-- START OF Given data --

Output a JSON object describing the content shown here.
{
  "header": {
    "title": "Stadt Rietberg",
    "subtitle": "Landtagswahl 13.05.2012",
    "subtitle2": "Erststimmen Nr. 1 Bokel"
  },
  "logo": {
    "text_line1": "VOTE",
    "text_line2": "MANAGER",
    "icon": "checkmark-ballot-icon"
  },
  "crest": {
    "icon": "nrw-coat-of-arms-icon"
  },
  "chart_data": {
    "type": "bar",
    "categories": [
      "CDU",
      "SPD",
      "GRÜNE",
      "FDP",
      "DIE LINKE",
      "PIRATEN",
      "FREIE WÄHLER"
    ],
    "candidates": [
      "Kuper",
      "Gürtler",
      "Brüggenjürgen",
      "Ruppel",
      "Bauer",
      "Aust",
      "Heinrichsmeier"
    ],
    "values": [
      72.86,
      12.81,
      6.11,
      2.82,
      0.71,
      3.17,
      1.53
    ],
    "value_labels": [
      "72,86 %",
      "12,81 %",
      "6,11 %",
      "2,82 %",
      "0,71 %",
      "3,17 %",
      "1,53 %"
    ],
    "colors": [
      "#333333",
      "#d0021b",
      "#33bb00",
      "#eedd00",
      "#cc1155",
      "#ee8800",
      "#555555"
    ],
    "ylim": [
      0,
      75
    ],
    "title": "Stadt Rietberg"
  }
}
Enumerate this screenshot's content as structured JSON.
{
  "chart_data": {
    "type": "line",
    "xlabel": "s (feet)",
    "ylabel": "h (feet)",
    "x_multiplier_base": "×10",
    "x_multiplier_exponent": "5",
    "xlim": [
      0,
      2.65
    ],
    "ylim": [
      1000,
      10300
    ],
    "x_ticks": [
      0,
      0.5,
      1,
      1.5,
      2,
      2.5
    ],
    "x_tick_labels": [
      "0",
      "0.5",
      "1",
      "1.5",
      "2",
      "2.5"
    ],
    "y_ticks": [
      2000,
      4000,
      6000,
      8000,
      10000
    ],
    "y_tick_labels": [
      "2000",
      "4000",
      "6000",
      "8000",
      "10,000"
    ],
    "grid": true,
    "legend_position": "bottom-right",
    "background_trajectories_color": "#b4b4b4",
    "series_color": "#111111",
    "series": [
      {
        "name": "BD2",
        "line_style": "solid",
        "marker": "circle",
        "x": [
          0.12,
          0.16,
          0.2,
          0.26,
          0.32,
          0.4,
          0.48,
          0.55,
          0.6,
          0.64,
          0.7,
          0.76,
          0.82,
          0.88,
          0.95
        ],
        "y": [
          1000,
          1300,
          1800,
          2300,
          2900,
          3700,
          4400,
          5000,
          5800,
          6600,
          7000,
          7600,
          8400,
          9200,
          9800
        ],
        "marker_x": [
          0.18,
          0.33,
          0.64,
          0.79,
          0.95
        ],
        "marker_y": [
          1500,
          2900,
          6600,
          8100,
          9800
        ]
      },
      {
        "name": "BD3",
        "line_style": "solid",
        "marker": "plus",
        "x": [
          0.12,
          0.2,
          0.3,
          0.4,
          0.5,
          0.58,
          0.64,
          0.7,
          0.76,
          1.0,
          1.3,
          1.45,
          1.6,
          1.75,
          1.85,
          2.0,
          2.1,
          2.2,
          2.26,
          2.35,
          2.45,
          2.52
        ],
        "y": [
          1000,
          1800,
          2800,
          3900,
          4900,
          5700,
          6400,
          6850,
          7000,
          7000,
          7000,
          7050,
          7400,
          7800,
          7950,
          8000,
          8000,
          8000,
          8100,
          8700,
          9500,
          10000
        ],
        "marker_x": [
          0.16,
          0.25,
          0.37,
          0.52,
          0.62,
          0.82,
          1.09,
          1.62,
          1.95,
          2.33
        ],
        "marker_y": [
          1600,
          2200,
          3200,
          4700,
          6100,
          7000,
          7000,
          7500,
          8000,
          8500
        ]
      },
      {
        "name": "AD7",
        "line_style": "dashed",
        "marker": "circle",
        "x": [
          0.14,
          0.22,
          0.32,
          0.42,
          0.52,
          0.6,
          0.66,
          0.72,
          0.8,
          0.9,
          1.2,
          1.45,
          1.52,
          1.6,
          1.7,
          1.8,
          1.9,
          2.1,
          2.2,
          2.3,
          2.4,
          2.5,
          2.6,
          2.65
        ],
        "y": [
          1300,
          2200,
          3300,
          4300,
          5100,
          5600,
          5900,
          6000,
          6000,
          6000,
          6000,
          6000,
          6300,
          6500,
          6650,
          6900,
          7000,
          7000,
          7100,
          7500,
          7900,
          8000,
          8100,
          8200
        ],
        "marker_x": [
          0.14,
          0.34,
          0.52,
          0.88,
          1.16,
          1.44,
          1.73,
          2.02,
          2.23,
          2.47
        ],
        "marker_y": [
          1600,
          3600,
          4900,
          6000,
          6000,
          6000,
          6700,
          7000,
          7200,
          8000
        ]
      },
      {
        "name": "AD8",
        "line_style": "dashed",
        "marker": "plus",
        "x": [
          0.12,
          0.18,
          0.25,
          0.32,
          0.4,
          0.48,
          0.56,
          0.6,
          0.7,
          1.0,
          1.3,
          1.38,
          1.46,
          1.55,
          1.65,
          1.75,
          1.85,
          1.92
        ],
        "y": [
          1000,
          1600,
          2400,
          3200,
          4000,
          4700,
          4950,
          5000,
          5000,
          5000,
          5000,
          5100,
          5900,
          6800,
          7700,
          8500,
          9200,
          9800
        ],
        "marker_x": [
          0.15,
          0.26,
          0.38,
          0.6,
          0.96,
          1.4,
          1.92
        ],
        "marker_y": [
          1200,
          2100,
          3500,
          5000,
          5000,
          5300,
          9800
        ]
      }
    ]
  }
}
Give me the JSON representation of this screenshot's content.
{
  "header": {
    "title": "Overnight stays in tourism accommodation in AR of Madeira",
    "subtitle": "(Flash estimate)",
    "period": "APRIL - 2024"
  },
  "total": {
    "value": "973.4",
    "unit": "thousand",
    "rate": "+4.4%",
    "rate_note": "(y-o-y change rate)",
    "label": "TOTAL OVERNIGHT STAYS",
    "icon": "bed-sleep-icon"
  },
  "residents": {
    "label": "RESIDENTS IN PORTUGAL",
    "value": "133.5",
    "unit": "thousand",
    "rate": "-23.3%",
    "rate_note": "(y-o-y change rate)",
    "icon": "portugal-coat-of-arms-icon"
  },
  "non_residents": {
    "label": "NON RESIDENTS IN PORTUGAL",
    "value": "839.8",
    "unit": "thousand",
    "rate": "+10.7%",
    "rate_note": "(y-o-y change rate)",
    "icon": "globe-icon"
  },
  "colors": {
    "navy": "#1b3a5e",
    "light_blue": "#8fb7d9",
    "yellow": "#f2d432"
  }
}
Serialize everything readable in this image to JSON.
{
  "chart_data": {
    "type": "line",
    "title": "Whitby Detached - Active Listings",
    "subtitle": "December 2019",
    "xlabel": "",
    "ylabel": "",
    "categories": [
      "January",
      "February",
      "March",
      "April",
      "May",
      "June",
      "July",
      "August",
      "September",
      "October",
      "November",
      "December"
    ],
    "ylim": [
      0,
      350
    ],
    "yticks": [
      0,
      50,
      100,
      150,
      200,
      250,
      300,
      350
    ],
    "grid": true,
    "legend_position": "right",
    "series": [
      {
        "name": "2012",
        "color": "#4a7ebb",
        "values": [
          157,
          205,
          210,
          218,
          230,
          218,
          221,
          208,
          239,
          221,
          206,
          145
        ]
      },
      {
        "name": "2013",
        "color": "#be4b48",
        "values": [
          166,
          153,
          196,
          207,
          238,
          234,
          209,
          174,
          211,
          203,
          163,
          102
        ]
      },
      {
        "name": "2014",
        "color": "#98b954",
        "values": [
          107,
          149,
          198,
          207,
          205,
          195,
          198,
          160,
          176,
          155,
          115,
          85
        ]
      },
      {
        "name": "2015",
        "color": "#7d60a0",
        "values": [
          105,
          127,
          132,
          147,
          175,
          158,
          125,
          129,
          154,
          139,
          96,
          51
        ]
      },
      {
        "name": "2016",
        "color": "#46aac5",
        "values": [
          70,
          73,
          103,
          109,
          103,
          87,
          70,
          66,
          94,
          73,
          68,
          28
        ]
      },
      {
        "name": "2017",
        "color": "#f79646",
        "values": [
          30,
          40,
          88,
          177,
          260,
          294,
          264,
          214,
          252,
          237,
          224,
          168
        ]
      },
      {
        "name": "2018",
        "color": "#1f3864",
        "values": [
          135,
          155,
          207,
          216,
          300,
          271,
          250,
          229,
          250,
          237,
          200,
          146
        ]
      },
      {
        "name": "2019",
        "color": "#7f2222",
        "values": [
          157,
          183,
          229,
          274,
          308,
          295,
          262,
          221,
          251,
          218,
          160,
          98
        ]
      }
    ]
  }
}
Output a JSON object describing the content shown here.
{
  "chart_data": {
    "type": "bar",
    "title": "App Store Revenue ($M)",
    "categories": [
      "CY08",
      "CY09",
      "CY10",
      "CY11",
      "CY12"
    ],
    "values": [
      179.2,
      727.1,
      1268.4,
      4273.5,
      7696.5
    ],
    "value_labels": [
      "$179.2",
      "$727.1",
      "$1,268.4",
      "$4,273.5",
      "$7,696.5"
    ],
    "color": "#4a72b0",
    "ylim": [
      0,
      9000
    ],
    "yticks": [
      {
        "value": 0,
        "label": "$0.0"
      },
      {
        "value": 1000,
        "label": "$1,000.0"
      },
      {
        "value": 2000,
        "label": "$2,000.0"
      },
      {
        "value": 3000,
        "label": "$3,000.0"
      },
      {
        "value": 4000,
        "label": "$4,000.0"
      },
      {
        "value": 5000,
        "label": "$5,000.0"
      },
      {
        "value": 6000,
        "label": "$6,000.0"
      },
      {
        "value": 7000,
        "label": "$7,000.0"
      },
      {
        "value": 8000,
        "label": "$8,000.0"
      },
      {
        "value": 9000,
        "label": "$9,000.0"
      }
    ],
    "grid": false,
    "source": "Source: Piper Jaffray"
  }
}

-- END OF Given data --

• **Task statement**:
From the listing above, copy every line that holds the string "Stadt".

• **Output of the task**:
    "title": "Stadt Rietberg",
    "title": "Stadt Rietberg"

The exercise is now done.